■ **Entries supplied**:

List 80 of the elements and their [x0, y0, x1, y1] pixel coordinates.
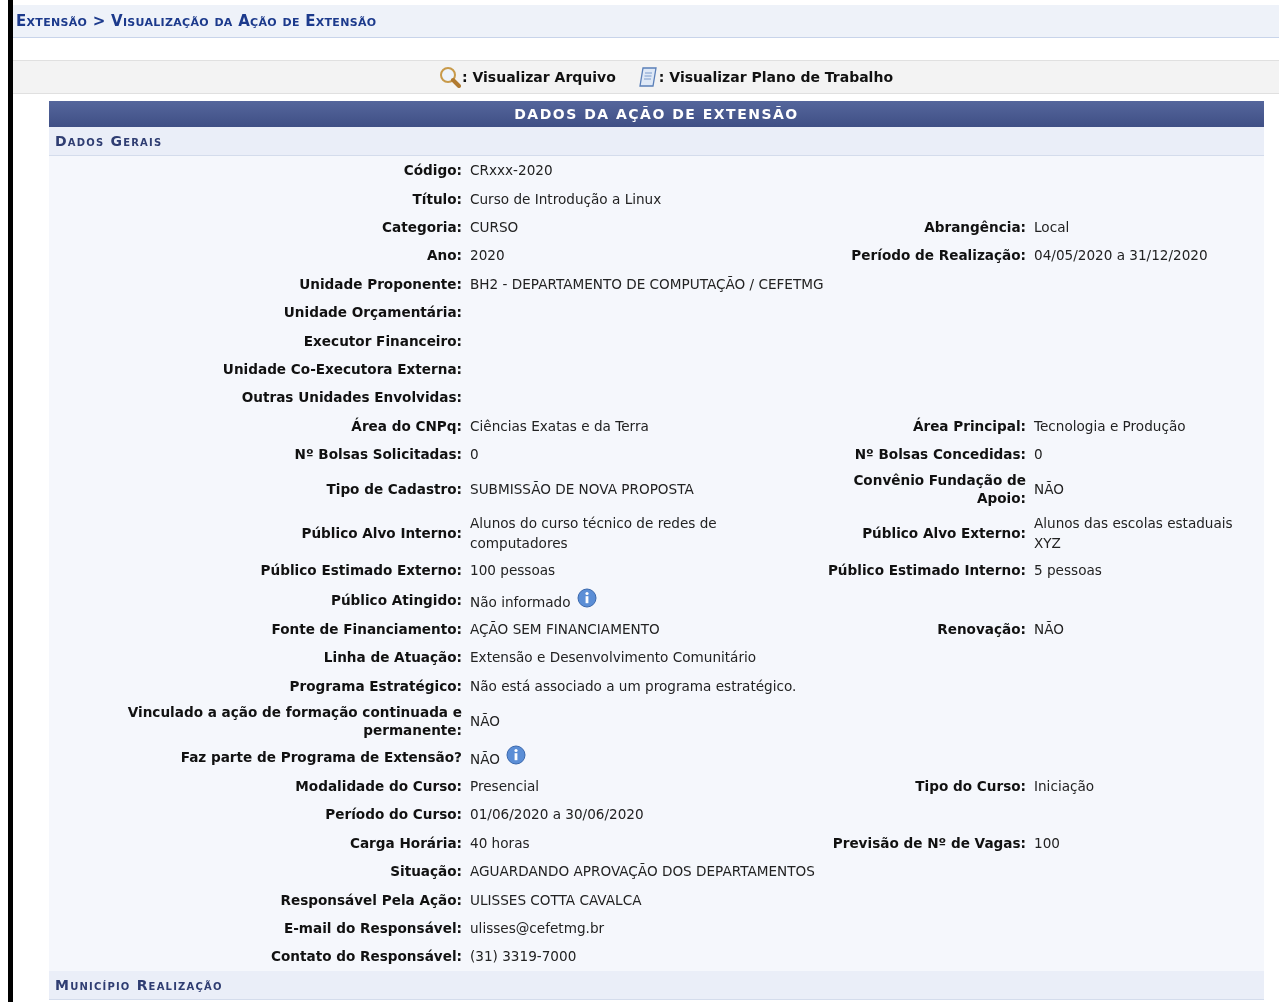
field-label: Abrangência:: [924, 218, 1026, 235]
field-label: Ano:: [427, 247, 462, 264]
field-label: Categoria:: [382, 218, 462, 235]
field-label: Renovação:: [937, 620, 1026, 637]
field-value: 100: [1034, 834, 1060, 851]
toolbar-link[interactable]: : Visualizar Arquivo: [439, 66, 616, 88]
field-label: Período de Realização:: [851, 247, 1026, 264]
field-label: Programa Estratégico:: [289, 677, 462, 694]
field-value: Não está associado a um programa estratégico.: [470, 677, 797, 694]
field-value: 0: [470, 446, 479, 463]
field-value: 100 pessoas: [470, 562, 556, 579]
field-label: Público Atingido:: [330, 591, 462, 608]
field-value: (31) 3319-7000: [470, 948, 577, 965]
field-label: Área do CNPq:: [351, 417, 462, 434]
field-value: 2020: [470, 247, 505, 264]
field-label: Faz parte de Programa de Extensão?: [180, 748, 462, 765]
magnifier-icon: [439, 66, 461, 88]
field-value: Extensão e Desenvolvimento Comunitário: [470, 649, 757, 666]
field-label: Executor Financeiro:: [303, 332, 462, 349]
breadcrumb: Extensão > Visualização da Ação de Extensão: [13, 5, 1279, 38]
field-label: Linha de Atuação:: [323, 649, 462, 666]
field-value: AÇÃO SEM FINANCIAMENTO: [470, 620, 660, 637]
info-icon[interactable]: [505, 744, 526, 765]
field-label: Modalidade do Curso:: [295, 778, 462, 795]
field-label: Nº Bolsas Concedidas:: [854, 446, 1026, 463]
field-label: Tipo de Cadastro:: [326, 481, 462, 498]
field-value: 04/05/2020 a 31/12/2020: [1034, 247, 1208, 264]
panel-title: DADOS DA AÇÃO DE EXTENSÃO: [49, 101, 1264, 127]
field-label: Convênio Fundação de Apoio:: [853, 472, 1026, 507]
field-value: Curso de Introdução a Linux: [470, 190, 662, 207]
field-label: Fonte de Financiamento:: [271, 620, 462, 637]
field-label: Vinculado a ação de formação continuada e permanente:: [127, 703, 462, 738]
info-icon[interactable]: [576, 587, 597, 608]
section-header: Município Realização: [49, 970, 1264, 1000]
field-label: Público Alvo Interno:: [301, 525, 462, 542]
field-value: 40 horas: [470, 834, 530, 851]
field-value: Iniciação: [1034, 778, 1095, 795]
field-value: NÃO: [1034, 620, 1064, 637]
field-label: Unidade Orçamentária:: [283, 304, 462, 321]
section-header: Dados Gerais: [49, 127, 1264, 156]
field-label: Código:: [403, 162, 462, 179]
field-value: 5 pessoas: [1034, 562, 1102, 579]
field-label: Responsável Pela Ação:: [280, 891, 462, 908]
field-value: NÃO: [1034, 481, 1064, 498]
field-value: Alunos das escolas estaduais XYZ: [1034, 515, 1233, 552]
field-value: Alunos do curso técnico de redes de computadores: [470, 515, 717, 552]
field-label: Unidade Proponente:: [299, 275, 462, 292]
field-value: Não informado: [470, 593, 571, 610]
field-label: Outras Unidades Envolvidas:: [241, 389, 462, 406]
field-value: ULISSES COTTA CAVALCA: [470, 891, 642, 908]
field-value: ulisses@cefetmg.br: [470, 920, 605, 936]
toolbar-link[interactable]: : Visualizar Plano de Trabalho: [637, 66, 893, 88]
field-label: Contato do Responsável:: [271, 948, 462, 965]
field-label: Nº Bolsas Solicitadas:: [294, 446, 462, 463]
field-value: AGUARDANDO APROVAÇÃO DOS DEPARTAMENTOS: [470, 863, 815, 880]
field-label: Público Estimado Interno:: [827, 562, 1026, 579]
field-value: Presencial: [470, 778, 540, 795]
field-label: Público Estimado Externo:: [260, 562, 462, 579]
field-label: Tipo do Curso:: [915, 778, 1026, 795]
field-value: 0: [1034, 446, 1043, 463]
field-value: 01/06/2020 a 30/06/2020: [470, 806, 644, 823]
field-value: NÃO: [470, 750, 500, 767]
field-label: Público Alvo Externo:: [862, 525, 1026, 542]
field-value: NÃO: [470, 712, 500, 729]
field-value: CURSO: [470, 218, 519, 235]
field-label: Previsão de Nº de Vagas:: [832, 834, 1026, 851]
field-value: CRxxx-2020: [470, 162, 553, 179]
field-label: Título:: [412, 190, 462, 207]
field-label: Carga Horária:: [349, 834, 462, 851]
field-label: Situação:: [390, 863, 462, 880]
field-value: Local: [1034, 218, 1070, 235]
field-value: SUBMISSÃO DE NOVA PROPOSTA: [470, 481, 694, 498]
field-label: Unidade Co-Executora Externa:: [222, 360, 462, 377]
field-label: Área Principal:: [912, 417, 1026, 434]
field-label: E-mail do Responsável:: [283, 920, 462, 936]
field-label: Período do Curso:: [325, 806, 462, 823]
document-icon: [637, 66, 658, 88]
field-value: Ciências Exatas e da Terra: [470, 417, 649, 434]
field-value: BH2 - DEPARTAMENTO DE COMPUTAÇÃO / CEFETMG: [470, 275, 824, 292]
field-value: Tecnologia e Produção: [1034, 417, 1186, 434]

--

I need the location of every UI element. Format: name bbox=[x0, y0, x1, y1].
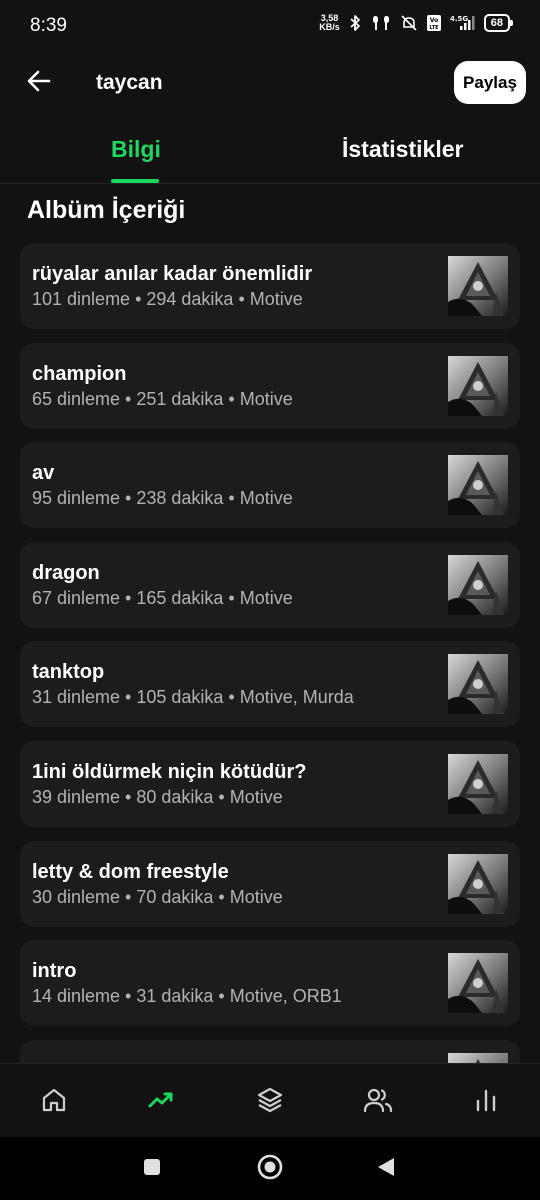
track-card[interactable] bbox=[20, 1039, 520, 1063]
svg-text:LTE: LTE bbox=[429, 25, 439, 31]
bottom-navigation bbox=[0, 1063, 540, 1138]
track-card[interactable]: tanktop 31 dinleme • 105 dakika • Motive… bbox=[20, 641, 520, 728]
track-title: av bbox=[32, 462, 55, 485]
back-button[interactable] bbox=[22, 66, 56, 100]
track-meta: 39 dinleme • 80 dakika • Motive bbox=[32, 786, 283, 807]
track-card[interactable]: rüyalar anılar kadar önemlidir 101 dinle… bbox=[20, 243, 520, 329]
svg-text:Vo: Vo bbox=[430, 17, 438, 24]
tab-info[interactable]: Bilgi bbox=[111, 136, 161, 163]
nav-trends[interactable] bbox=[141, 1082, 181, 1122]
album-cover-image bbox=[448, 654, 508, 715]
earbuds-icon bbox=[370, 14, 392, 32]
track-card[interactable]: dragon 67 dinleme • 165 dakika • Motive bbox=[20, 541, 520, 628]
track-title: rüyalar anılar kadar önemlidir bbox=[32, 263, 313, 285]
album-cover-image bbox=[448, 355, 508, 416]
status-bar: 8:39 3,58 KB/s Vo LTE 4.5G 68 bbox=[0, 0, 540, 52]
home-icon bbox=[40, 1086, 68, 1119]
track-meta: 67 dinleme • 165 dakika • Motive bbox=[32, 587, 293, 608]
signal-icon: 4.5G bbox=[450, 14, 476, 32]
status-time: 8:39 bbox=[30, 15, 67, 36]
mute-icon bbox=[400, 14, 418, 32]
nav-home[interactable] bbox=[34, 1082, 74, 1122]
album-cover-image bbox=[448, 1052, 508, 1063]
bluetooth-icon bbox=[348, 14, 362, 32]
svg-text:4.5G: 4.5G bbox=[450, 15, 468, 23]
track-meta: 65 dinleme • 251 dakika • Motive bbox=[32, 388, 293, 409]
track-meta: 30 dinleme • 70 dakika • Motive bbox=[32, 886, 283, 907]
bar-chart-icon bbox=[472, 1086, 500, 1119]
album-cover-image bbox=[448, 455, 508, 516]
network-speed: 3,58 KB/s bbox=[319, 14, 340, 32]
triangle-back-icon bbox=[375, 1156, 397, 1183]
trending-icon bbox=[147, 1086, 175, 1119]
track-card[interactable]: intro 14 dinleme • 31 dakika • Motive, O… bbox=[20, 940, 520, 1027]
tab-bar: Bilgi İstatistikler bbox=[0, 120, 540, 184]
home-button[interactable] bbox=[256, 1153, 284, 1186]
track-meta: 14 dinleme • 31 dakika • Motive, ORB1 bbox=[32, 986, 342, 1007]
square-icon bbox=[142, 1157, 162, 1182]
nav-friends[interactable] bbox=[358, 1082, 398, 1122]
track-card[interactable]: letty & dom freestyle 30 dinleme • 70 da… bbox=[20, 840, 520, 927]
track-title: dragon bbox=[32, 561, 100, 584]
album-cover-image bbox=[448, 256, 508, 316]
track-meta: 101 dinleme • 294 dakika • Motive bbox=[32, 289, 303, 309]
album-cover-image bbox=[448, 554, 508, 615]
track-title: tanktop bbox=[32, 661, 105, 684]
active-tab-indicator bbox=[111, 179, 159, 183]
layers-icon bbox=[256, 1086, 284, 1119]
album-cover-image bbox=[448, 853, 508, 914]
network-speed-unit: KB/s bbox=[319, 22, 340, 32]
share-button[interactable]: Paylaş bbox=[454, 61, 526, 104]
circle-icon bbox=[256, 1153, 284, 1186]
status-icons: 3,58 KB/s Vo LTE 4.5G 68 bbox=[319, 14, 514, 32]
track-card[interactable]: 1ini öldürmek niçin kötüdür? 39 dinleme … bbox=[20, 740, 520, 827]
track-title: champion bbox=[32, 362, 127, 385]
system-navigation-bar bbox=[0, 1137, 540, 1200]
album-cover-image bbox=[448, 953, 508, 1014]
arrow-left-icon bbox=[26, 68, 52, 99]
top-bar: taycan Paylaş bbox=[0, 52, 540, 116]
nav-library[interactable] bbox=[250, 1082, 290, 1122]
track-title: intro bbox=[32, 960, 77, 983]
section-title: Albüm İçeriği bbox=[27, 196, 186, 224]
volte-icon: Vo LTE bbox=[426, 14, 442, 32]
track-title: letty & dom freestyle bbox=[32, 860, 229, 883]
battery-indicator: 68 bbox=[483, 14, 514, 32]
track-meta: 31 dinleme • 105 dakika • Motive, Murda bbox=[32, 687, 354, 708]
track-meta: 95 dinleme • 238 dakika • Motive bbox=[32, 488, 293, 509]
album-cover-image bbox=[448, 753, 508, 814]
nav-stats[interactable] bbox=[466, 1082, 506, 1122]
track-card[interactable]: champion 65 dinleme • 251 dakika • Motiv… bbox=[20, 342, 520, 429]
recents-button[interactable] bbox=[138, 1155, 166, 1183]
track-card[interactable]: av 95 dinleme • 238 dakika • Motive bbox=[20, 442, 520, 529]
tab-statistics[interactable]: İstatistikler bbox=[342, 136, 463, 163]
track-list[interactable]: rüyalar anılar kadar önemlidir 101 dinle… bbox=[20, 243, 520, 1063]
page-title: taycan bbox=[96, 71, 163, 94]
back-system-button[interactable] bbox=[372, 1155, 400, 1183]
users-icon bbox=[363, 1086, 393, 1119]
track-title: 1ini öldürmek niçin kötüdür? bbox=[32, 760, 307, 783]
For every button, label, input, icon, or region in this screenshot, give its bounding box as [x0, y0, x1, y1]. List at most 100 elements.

...

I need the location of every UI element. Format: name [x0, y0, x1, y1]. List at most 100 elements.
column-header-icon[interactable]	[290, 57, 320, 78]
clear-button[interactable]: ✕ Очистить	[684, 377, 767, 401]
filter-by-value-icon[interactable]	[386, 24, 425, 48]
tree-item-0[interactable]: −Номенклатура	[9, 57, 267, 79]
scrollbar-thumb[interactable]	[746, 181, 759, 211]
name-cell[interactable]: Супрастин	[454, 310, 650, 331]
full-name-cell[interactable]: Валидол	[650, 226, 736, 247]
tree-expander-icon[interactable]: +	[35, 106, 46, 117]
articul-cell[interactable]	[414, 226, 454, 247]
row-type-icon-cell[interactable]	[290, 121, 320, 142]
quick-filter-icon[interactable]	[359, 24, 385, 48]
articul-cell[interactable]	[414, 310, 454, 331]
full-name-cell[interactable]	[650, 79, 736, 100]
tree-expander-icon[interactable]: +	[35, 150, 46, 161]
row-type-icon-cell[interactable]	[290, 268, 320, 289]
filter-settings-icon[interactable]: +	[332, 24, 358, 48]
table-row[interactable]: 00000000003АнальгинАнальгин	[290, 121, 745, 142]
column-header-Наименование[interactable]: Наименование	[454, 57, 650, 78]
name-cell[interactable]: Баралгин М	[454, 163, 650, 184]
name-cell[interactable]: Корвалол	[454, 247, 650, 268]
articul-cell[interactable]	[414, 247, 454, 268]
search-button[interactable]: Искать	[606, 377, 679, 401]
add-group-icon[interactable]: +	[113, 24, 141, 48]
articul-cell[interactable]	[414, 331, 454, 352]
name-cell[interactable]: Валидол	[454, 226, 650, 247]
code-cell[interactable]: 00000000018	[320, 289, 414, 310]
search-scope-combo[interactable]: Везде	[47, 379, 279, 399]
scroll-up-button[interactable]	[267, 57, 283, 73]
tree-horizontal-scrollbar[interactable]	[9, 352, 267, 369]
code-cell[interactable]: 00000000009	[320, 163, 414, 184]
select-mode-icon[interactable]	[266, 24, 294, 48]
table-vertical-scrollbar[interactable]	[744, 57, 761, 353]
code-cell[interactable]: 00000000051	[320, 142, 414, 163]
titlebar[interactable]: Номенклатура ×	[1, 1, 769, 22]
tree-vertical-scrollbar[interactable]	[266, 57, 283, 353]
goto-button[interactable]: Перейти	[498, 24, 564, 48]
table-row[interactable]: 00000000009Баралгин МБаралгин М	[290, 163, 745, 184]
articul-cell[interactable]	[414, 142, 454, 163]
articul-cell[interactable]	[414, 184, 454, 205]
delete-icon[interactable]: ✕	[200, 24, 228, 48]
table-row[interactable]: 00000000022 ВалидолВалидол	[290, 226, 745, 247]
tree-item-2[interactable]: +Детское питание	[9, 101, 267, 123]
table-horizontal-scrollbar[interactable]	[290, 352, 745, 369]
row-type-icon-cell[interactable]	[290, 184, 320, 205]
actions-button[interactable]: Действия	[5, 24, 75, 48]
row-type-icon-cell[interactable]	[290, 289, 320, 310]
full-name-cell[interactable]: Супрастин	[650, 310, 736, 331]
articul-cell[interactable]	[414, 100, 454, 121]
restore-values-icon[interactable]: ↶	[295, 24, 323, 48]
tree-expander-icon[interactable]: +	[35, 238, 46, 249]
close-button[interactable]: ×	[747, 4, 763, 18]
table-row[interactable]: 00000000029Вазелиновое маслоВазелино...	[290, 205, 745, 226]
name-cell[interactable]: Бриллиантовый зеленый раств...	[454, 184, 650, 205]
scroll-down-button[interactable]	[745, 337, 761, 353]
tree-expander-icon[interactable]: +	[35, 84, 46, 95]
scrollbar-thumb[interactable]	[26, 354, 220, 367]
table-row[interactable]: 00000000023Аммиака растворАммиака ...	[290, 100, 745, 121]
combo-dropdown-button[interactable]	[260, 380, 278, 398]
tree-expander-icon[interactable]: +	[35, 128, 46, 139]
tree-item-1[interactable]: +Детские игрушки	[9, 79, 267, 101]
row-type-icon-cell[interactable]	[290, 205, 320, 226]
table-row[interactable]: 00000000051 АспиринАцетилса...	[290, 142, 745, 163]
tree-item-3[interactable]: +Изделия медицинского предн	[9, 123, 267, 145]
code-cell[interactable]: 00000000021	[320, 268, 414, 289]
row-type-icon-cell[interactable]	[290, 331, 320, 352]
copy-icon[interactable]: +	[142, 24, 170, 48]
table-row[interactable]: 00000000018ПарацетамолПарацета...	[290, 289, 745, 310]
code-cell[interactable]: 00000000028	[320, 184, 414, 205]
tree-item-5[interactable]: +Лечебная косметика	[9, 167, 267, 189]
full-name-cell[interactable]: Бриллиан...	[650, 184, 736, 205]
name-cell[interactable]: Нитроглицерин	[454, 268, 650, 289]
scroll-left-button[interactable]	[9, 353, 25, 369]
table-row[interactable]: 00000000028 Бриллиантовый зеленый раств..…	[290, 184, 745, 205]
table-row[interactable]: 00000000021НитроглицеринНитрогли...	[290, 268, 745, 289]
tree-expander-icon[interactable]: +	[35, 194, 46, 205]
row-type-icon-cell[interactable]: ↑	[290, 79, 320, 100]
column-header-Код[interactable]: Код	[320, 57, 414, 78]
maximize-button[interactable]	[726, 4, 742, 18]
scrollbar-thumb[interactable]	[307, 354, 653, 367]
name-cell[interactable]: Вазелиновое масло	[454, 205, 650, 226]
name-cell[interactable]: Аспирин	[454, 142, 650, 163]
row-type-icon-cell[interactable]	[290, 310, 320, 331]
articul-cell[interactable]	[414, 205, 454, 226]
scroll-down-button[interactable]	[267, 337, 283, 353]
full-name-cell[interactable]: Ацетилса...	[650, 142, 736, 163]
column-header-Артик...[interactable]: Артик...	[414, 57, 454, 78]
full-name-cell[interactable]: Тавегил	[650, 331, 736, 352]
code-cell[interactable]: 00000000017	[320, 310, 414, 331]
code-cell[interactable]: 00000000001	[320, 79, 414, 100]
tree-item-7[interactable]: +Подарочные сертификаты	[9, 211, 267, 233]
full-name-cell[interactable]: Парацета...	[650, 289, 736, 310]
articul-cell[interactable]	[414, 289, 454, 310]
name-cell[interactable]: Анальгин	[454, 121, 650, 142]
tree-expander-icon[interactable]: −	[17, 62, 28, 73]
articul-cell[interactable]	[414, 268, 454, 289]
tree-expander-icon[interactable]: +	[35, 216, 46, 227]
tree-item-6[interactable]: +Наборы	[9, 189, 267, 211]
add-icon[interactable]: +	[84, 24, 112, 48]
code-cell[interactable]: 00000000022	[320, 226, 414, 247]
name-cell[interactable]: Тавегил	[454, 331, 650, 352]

■ **Problem**: Copy out, unchanged, the part of the listing that opens with the line containing "track-card[interactable] bbox=[20, 1039, 520, 1063]" and closes with the line containing "track-card[interactable]: dragon 67", including both of those lines.

■ **Reply to the exercise**:
track-card[interactable] bbox=[20, 1039, 520, 1063]
svg-text:LTE: LTE bbox=[429, 25, 439, 31]
bottom-navigation bbox=[0, 1063, 540, 1138]
track-card[interactable]: tanktop 31 dinleme • 105 dakika • Motive… bbox=[20, 641, 520, 728]
track-title: av bbox=[32, 462, 55, 485]
back-button[interactable] bbox=[22, 66, 56, 100]
track-meta: 39 dinleme • 80 dakika • Motive bbox=[32, 786, 283, 807]
track-card[interactable]: rüyalar anılar kadar önemlidir 101 dinle… bbox=[20, 243, 520, 329]
svg-text:Vo: Vo bbox=[430, 17, 438, 24]
tab-info[interactable]: Bilgi bbox=[111, 136, 161, 163]
nav-trends[interactable] bbox=[141, 1082, 181, 1122]
album-cover-image bbox=[448, 654, 508, 715]
earbuds-icon bbox=[370, 14, 392, 32]
track-card[interactable]: dragon 67 dinleme • 165 dakika • Motive bbox=[20, 541, 520, 628]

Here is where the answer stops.